A block of data:

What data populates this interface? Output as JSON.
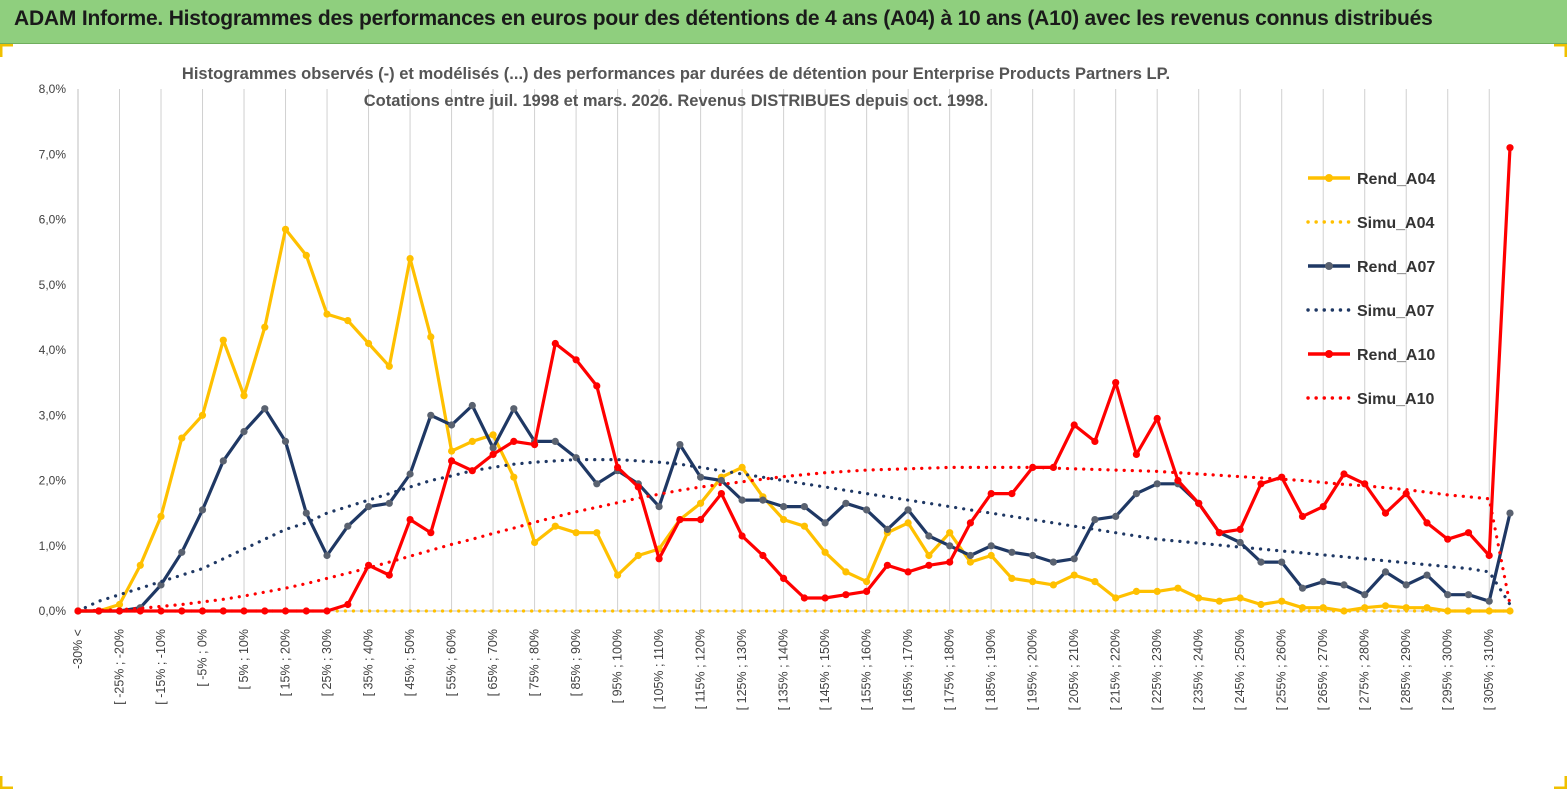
{
  "banner": {
    "title": "ADAM Informe. Histogrammes des performances en euros pour des détentions de 4 ans (A04) à 10 ans (A10) avec les revenus connus distribués"
  },
  "colors": {
    "banner": "#8fcf7e",
    "A04": "#ffc000",
    "A07": "#1f3864",
    "A10": "#ff0000",
    "grid": "#d0d0d0"
  },
  "chart_data": {
    "type": "line",
    "title_line1": "Histogrammes observés (-) et modélisés (...) des performances par durées de détention pour Enterprise Products Partners LP.",
    "title_line2": "Cotations entre juil. 1998 et mars. 2026. Revenus DISTRIBUES depuis oct. 1998.",
    "xlabel": "",
    "ylabel": "",
    "ylim": [
      0,
      8
    ],
    "y_ticks": [
      "0,0%",
      "1,0%",
      "2,0%",
      "3,0%",
      "4,0%",
      "5,0%",
      "6,0%",
      "7,0%",
      "8,0%"
    ],
    "grid": "vertical",
    "legend_position": "right",
    "x_labels": [
      "-30% <",
      "[ -25% ; -20%",
      "[ -15% ; -10%",
      "[ -5% ; 0%",
      "[ 5% ; 10%",
      "[ 15% ; 20%",
      "[ 25% ; 30%",
      "[ 35% ; 40%",
      "[ 45% ; 50%",
      "[ 55% ; 60%",
      "[ 65% ; 70%",
      "[ 75% ; 80%",
      "[ 85% ; 90%",
      "[ 95% ; 100%",
      "[ 105% ; 110%",
      "[ 115% ; 120%",
      "[ 125% ; 130%",
      "[ 135% ; 140%",
      "[ 145% ; 150%",
      "[ 155% ; 160%",
      "[ 165% ; 170%",
      "[ 175% ; 180%",
      "[ 185% ; 190%",
      "[ 195% ; 200%",
      "[ 205% ; 210%",
      "[ 215% ; 220%",
      "[ 225% ; 230%",
      "[ 235% ; 240%",
      "[ 245% ; 250%",
      "[ 255% ; 260%",
      "[ 265% ; 270%",
      "[ 275% ; 280%",
      "[ 285% ; 290%",
      "[ 295% ; 300%",
      "[ 305% ; 310%"
    ],
    "series": [
      {
        "name": "Rend_A04",
        "style": "solid",
        "color": "#ffc000",
        "values": [
          0,
          0,
          0.1,
          0.7,
          1.45,
          2.65,
          3,
          4.15,
          3.3,
          4.35,
          5.85,
          5.45,
          4.55,
          4.45,
          4.1,
          3.75,
          5.4,
          4.2,
          2.45,
          2.6,
          2.7,
          2.05,
          1.05,
          1.3,
          1.2,
          1.2,
          0.55,
          0.85,
          0.95,
          1.4,
          1.65,
          2.05,
          2.2,
          1.75,
          1.4,
          1.3,
          0.9,
          0.6,
          0.45,
          1.2,
          1.35,
          0.85,
          1.2,
          0.75,
          0.85,
          0.5,
          0.45,
          0.4,
          0.55,
          0.45,
          0.2,
          0.3,
          0.3,
          0.35,
          0.2,
          0.15,
          0.2,
          0.1,
          0.15,
          0.05,
          0.05,
          0,
          0.05,
          0.08,
          0.05,
          0.05,
          0,
          0,
          0,
          0
        ]
      },
      {
        "name": "Simu_A04",
        "style": "dotted",
        "color": "#ffc000",
        "values": [
          0,
          0,
          0,
          0,
          0,
          0,
          0,
          0,
          0,
          0,
          0,
          0,
          0,
          0,
          0,
          0,
          0,
          0,
          0,
          0,
          0,
          0,
          0,
          0,
          0,
          0,
          0,
          0,
          0,
          0,
          0,
          0,
          0,
          0,
          0,
          0,
          0,
          0,
          0,
          0,
          0,
          0,
          0,
          0,
          0,
          0,
          0,
          0,
          0,
          0,
          0,
          0,
          0,
          0,
          0,
          0,
          0,
          0,
          0,
          0,
          0,
          0,
          0,
          0,
          0,
          0,
          0,
          0,
          0,
          0
        ]
      },
      {
        "name": "Rend_A07",
        "style": "solid",
        "color": "#1f3864",
        "values": [
          0,
          0,
          0,
          0.05,
          0.4,
          0.9,
          1.55,
          2.3,
          2.75,
          3.1,
          2.6,
          1.5,
          0.85,
          1.3,
          1.6,
          1.65,
          2.1,
          3,
          2.85,
          3.15,
          2.5,
          3.1,
          2.6,
          2.6,
          2.35,
          1.95,
          2.15,
          1.95,
          1.6,
          2.55,
          2.05,
          2,
          1.7,
          1.7,
          1.6,
          1.6,
          1.35,
          1.65,
          1.55,
          1.25,
          1.55,
          1.15,
          1,
          0.85,
          1,
          0.9,
          0.85,
          0.75,
          0.8,
          1.4,
          1.45,
          1.8,
          1.95,
          1.95,
          1.65,
          1.2,
          1.05,
          0.75,
          0.75,
          0.35,
          0.45,
          0.4,
          0.25,
          0.6,
          0.4,
          0.55,
          0.25,
          0.25,
          0.15,
          1.5
        ]
      },
      {
        "name": "Simu_A07",
        "style": "dotted",
        "color": "#1f3864",
        "values": [
          0,
          0.15,
          0.25,
          0.35,
          0.45,
          0.55,
          0.65,
          0.8,
          0.95,
          1.1,
          1.25,
          1.35,
          1.5,
          1.6,
          1.7,
          1.8,
          1.9,
          2,
          2.07,
          2.15,
          2.2,
          2.25,
          2.28,
          2.3,
          2.32,
          2.32,
          2.32,
          2.3,
          2.28,
          2.25,
          2.2,
          2.15,
          2.1,
          2.05,
          2,
          1.95,
          1.9,
          1.85,
          1.8,
          1.75,
          1.7,
          1.65,
          1.6,
          1.55,
          1.5,
          1.45,
          1.4,
          1.35,
          1.3,
          1.25,
          1.2,
          1.15,
          1.1,
          1.07,
          1.04,
          1.01,
          0.98,
          0.95,
          0.92,
          0.89,
          0.86,
          0.83,
          0.8,
          0.77,
          0.74,
          0.71,
          0.68,
          0.65,
          0.6,
          0.1
        ]
      },
      {
        "name": "Rend_A10",
        "style": "solid",
        "color": "#ff0000",
        "values": [
          0,
          0,
          0,
          0,
          0,
          0,
          0,
          0,
          0,
          0,
          0,
          0,
          0,
          0.1,
          0.7,
          0.55,
          1.4,
          1.2,
          2.3,
          2.15,
          2.4,
          2.6,
          2.55,
          4.1,
          3.85,
          3.45,
          2.2,
          1.9,
          0.8,
          1.4,
          1.4,
          1.8,
          1.15,
          0.85,
          0.5,
          0.2,
          0.2,
          0.25,
          0.3,
          0.7,
          0.6,
          0.7,
          0.75,
          1.35,
          1.8,
          1.8,
          2.2,
          2.2,
          2.85,
          2.6,
          3.5,
          2.4,
          2.95,
          2,
          1.65,
          1.2,
          1.25,
          1.95,
          2.05,
          1.45,
          1.6,
          2.1,
          1.95,
          1.5,
          1.8,
          1.35,
          1.1,
          1.2,
          0.85,
          7.1
        ]
      },
      {
        "name": "Simu_A10",
        "style": "dotted",
        "color": "#ff0000",
        "values": [
          0,
          0.01,
          0.02,
          0.04,
          0.07,
          0.1,
          0.14,
          0.18,
          0.23,
          0.29,
          0.35,
          0.42,
          0.5,
          0.58,
          0.66,
          0.75,
          0.84,
          0.93,
          1.02,
          1.1,
          1.19,
          1.27,
          1.36,
          1.44,
          1.52,
          1.59,
          1.66,
          1.73,
          1.79,
          1.85,
          1.9,
          1.94,
          1.98,
          2.02,
          2.06,
          2.09,
          2.12,
          2.14,
          2.16,
          2.17,
          2.18,
          2.19,
          2.2,
          2.2,
          2.2,
          2.2,
          2.2,
          2.19,
          2.18,
          2.17,
          2.16,
          2.15,
          2.14,
          2.12,
          2.1,
          2.08,
          2.06,
          2.04,
          2.02,
          2,
          1.97,
          1.94,
          1.92,
          1.89,
          1.86,
          1.82,
          1.78,
          1.75,
          1.72,
          0.1
        ]
      }
    ]
  }
}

Exercise requirements: Copy each line of the listing that holds the word "Histogrammes".

Worked solution:
    "title": "ADAM Informe. Histogrammes des performances en euros pour des détentions de 4 ans (A04) à 10 ans (A10) avec les revenus connus distribués"
    "title_line1": "Histogrammes observés (-) et modélisés (...) des performances par durées de détention pour Enterprise Products Partners LP.",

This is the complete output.